> **Work to be completed**: Line by line, output the material without altering anything.
━━━
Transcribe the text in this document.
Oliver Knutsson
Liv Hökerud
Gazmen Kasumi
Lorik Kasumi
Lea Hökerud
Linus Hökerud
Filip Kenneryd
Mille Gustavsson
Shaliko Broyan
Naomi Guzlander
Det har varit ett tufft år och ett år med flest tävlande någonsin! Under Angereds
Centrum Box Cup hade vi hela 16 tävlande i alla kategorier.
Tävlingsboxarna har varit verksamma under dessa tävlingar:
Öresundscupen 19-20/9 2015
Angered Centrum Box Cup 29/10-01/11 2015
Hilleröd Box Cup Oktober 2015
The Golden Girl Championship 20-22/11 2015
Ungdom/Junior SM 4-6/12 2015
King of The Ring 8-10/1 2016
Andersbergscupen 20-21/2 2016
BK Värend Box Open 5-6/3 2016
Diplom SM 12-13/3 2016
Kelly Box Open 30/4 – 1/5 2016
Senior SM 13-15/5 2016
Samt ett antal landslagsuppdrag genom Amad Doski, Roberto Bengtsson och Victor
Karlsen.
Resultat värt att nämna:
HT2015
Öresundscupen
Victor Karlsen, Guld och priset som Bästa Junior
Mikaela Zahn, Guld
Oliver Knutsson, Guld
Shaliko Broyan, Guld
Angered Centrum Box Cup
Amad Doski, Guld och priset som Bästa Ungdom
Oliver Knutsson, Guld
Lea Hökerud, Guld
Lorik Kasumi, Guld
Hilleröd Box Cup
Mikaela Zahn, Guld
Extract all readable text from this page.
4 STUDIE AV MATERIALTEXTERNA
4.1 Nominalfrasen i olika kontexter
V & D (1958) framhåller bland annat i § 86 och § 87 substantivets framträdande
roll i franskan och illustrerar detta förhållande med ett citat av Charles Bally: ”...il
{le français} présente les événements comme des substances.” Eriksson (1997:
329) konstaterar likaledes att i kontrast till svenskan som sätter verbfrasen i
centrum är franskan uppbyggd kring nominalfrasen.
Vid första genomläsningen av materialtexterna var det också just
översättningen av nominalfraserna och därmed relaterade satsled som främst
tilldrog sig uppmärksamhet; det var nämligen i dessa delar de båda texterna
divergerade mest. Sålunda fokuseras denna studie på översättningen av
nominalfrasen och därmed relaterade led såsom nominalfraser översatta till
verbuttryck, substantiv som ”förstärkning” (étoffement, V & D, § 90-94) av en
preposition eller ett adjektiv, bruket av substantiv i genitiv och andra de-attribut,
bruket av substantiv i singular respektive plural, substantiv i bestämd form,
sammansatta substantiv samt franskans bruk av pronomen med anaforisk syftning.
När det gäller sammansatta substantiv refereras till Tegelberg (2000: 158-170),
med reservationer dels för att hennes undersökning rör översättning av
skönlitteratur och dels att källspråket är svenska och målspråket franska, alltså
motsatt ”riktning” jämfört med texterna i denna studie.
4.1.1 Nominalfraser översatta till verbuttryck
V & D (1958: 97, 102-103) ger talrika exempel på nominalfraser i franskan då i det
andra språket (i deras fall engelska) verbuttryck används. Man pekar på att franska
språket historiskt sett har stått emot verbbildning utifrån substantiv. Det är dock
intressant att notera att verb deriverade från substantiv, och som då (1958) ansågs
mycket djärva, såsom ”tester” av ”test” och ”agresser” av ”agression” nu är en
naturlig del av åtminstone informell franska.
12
━━━
> **Response to the exercise**:
Transcribe the text in this document.
Oliver Knutsson
Liv Hökerud
Gazmen Kasumi
Lorik Kasumi
Lea Hökerud
Linus Hökerud
Filip Kenneryd
Mille Gustavsson
Shaliko Broyan
Naomi Guzlander
Det har varit ett tufft år och ett år med flest tävlande någonsin! Under Angereds
Centrum Box Cup hade vi hela 16 tävlande i alla kategorier.
Tävlingsboxarna har varit verksamma under dessa tävlingar:
Öresundscupen 19-20/9 2015
Angered Centrum Box Cup 29/10-01/11 2015
Hilleröd Box Cup Oktober 2015
The Golden Girl Championship 20-22/11 2015
Ungdom/Junior SM 4-6/12 2015
King of The Ring 8-10/1 2016
Andersbergscupen 20-21/2 2016
BK Värend Box Open 5-6/3 2016
Diplom SM 12-13/3 2016
Kelly Box Open 30/4 – 1/5 2016
Senior SM 13-15/5 2016
Samt ett antal landslagsuppdrag genom Amad Doski, Roberto Bengtsson och Victor
Karlsen.
Resultat värt att nämna:
HT2015
Öresundscupen
Victor Karlsen, Guld och priset som Bästa Junior
Mikaela Zahn, Guld
Oliver Knutsson, Guld
Shaliko Broyan, Guld
Angered Centrum Box Cup
Amad Doski, Guld och priset som Bästa Ungdom
Oliver Knutsson, Guld
Lea Hökerud, Guld
Lorik Kasumi, Guld
Hilleröd Box Cup
Mikaela Zahn, Guld
Extract all readable text from this page.
4 STUDIE AV MATERIALTEXTERNA
4.1 Nominalfrasen i olika kontexter
V & D (1958) framhåller bland annat i § 86 och § 87 substantivets framträdande
roll i franskan och illustrerar detta förhållande med ett citat av Charles Bally: ”...il
{le français} présente les événements comme des substances.” Eriksson (1997:
329) konstaterar likaledes att i kontrast till svenskan som sätter verbfrasen i
centrum är franskan uppbyggd kring nominalfrasen.
Vid första genomläsningen av materialtexterna var det också just
översättningen av nominalfraserna och därmed relaterade satsled som främst
tilldrog sig uppmärksamhet; det var nämligen i dessa delar de båda texterna
divergerade mest. Sålunda fokuseras denna studie på översättningen av
nominalfrasen och därmed relaterade led såsom nominalfraser översatta till
verbuttryck, substantiv som ”förstärkning” (étoffement, V & D, § 90-94) av en
preposition eller ett adjektiv, bruket av substantiv i genitiv och andra de-attribut,
bruket av substantiv i singular respektive plural, substantiv i bestämd form,
sammansatta substantiv samt franskans bruk av pronomen med anaforisk syftning.
När det gäller sammansatta substantiv refereras till Tegelberg (2000: 158-170),
med reservationer dels för att hennes undersökning rör översättning av
skönlitteratur och dels att källspråket är svenska och målspråket franska, alltså
motsatt ”riktning” jämfört med texterna i denna studie.
4.1.1 Nominalfraser översatta till verbuttryck
V & D (1958: 97, 102-103) ger talrika exempel på nominalfraser i franskan då i det
andra språket (i deras fall engelska) verbuttryck används. Man pekar på att franska
språket historiskt sett har stått emot verbbildning utifrån substantiv. Det är dock
intressant att notera att verb deriverade från substantiv, och som då (1958) ansågs
mycket djärva, såsom ”tester” av ”test” och ”agresser” av ”agression” nu är en
naturlig del av åtminstone informell franska.
12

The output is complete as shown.